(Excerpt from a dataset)
════════
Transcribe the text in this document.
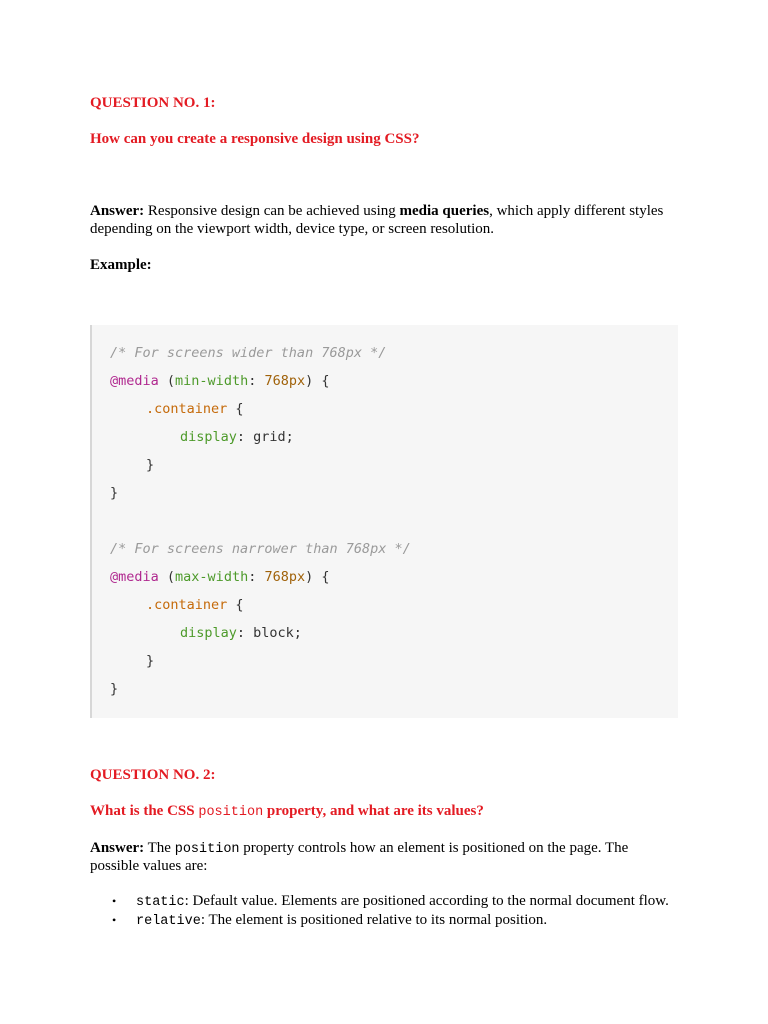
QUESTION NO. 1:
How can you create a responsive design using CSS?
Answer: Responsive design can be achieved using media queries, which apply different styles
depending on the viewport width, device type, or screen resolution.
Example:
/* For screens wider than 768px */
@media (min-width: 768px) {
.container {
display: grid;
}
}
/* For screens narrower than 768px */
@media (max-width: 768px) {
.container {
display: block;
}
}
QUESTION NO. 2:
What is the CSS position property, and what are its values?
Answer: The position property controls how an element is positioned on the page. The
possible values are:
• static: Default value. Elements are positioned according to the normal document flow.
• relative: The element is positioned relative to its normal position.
════════
WHAT YOU ARE ASKED TO DO:
Write out every line above exactly as it is, leaving out the pictures.

REPLY TO THE EXERCISE:
Transcribe the text in this document.
QUESTION NO. 1:
How can you create a responsive design using CSS?
Answer: Responsive design can be achieved using media queries, which apply different styles
depending on the viewport width, device type, or screen resolution.
Example:
/* For screens wider than 768px */
@media (min-width: 768px) {
.container {
display: grid;
}
}
/* For screens narrower than 768px */
@media (max-width: 768px) {
.container {
display: block;
}
}
QUESTION NO. 2:
What is the CSS position property, and what are its values?
Answer: The position property controls how an element is positioned on the page. The
possible values are:
• static: Default value. Elements are positioned according to the normal document flow.
• relative: The element is positioned relative to its normal position.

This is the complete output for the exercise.